PROBLEM DETAILS – Skip all pictures, then print the remaining material exactly.

DATA FOR PROCESSING –

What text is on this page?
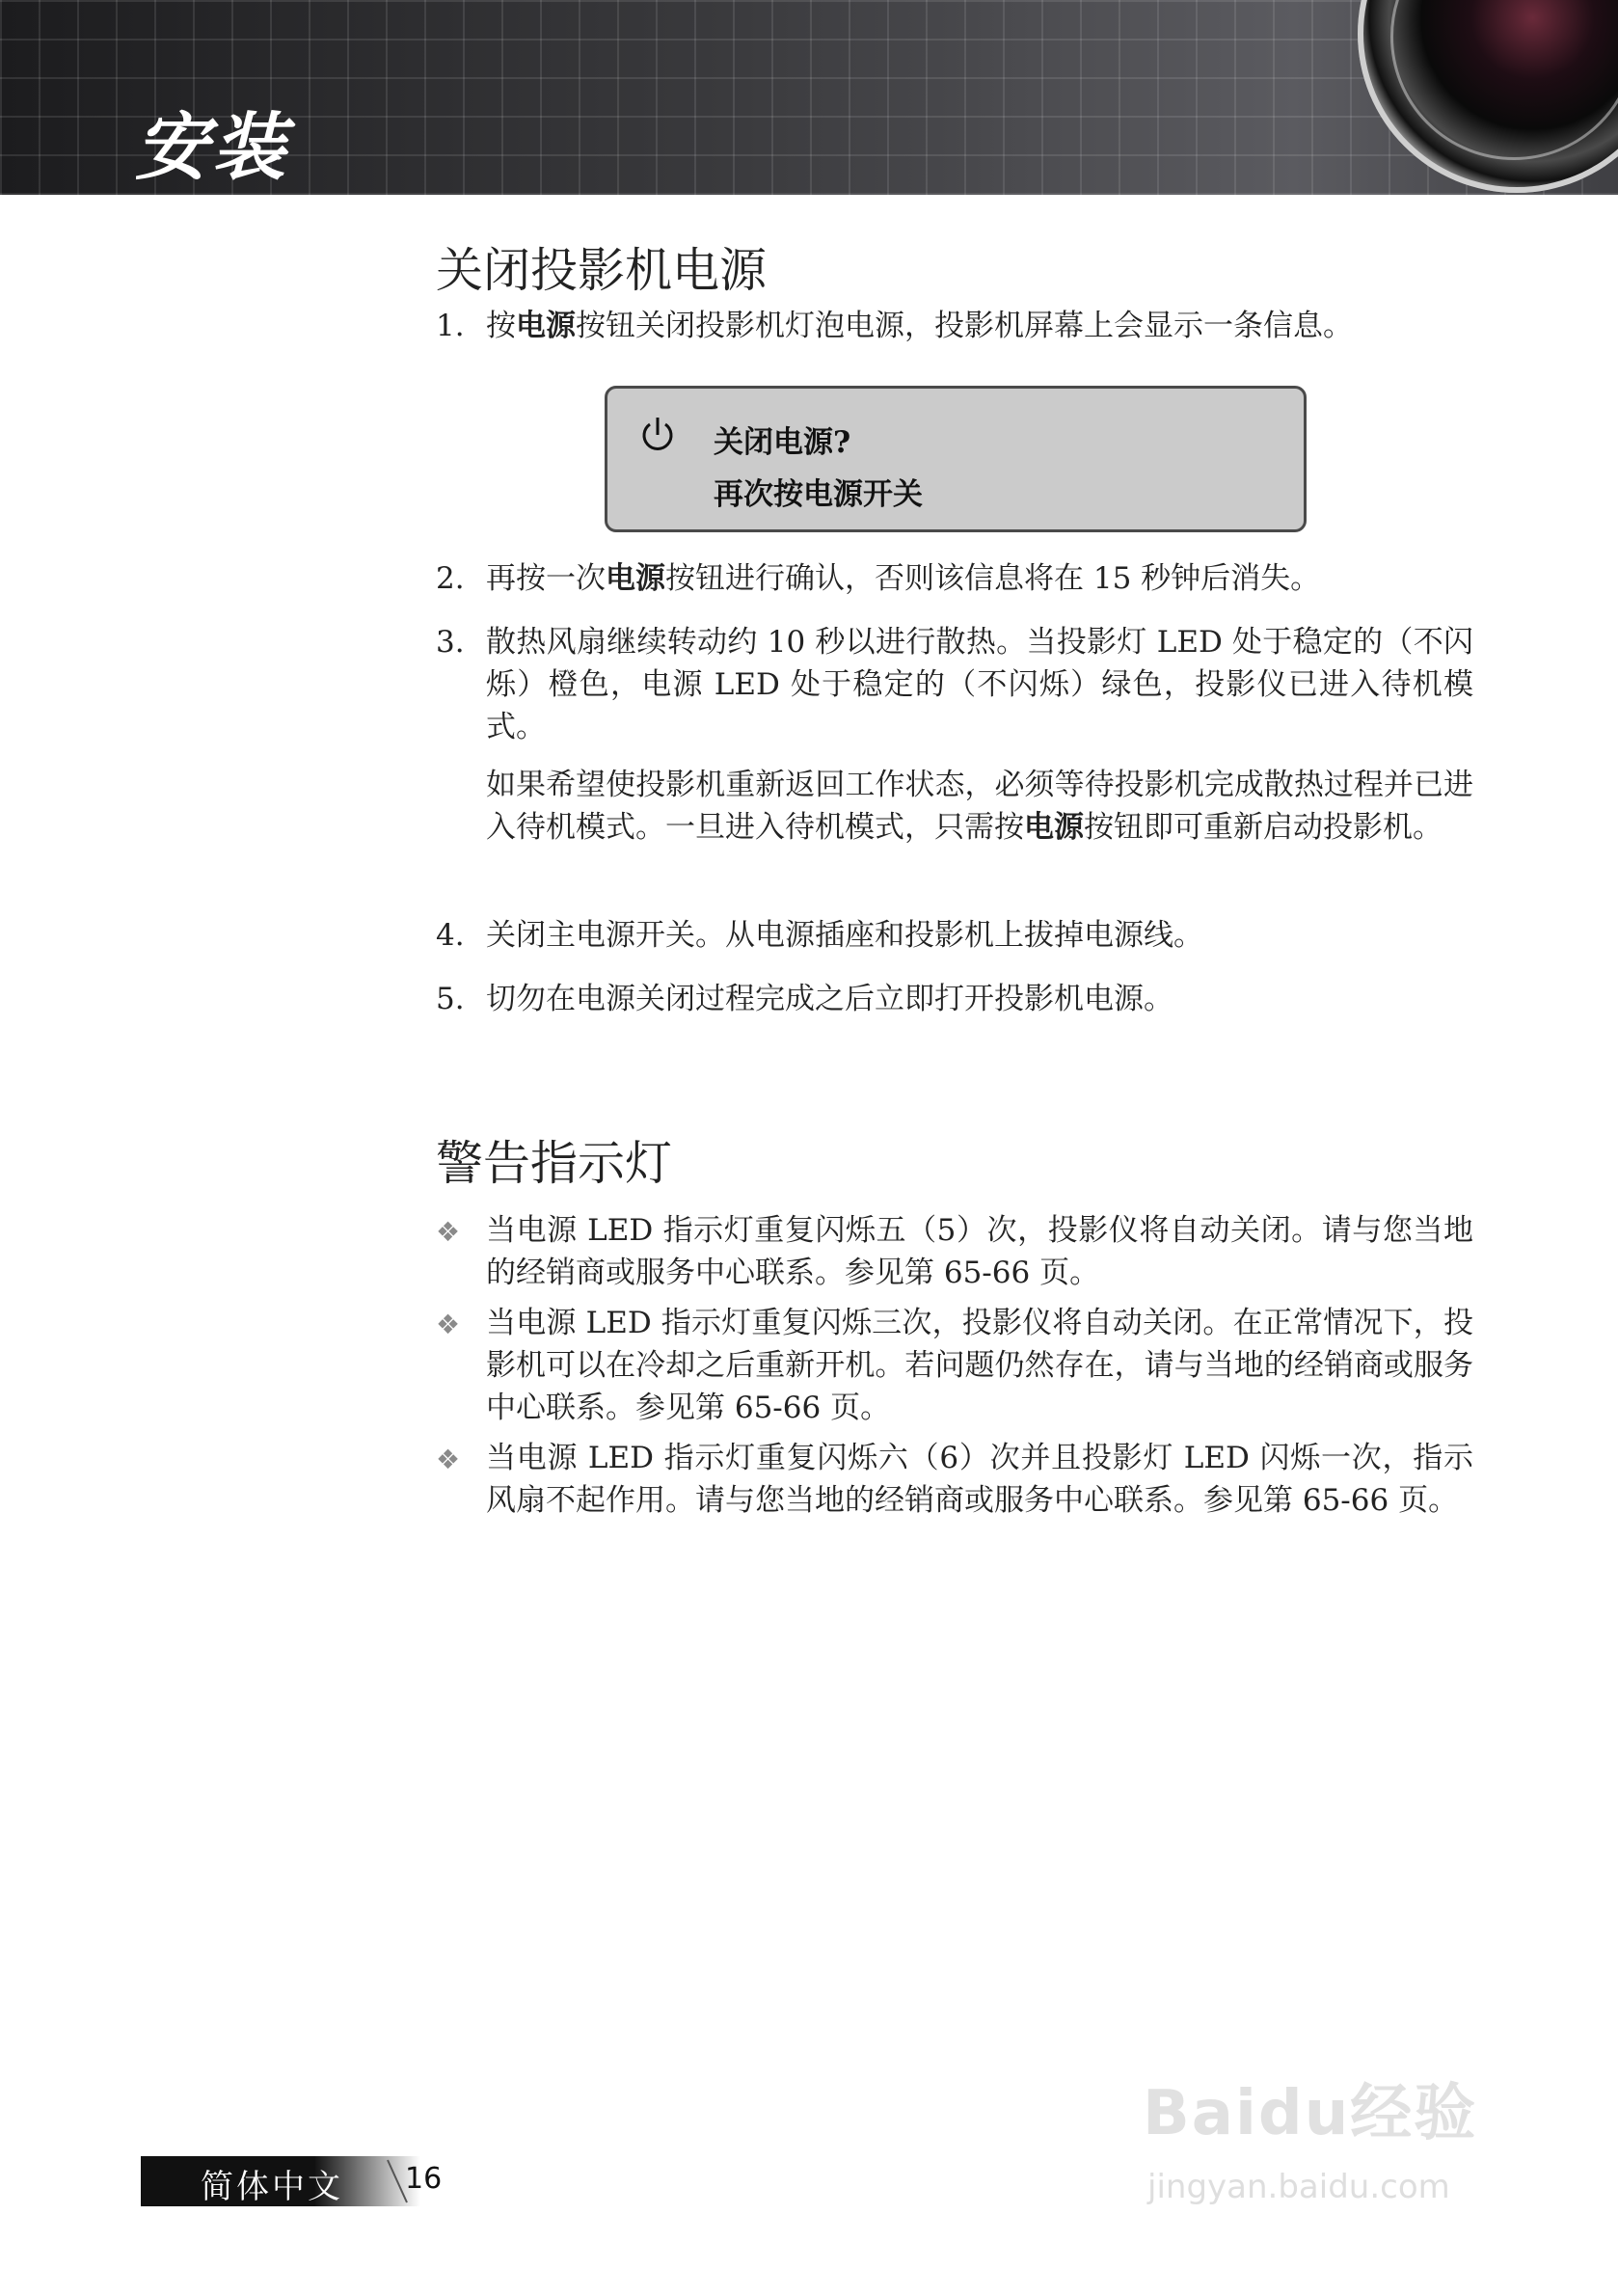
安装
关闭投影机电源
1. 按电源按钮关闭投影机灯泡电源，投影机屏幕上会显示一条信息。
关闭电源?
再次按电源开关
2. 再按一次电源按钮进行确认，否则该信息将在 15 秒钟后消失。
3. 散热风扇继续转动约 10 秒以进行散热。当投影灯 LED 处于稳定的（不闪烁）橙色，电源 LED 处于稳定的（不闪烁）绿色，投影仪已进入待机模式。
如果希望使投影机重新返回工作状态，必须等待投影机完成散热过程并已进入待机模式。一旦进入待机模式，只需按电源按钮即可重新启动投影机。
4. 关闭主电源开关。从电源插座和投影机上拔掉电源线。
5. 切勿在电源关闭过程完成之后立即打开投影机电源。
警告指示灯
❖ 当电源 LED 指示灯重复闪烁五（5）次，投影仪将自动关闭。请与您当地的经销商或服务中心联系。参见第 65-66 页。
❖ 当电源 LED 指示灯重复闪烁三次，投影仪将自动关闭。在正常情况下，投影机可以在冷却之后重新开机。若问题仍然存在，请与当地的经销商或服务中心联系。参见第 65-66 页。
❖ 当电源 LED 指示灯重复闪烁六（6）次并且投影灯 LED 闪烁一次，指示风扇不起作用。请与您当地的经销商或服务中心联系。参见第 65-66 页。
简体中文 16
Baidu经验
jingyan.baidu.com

SOLUTION FOR THIS EXERCISE –
What text is on this page?
安装
关闭投影机电源
1. 按电源按钮关闭投影机灯泡电源，投影机屏幕上会显示一条信息。
关闭电源?
再次按电源开关
2. 再按一次电源按钮进行确认，否则该信息将在 15 秒钟后消失。
3. 散热风扇继续转动约 10 秒以进行散热。当投影灯 LED 处于稳定的（不闪烁）橙色，电源 LED 处于稳定的（不闪烁）绿色，投影仪已进入待机模式。
如果希望使投影机重新返回工作状态，必须等待投影机完成散热过程并已进入待机模式。一旦进入待机模式，只需按电源按钮即可重新启动投影机。
4. 关闭主电源开关。从电源插座和投影机上拔掉电源线。
5. 切勿在电源关闭过程完成之后立即打开投影机电源。
警告指示灯
❖ 当电源 LED 指示灯重复闪烁五（5）次，投影仪将自动关闭。请与您当地的经销商或服务中心联系。参见第 65-66 页。
❖ 当电源 LED 指示灯重复闪烁三次，投影仪将自动关闭。在正常情况下，投影机可以在冷却之后重新开机。若问题仍然存在，请与当地的经销商或服务中心联系。参见第 65-66 页。
❖ 当电源 LED 指示灯重复闪烁六（6）次并且投影灯 LED 闪烁一次，指示风扇不起作用。请与您当地的经销商或服务中心联系。参见第 65-66 页。
简体中文 16
Baidu经验
jingyan.baidu.com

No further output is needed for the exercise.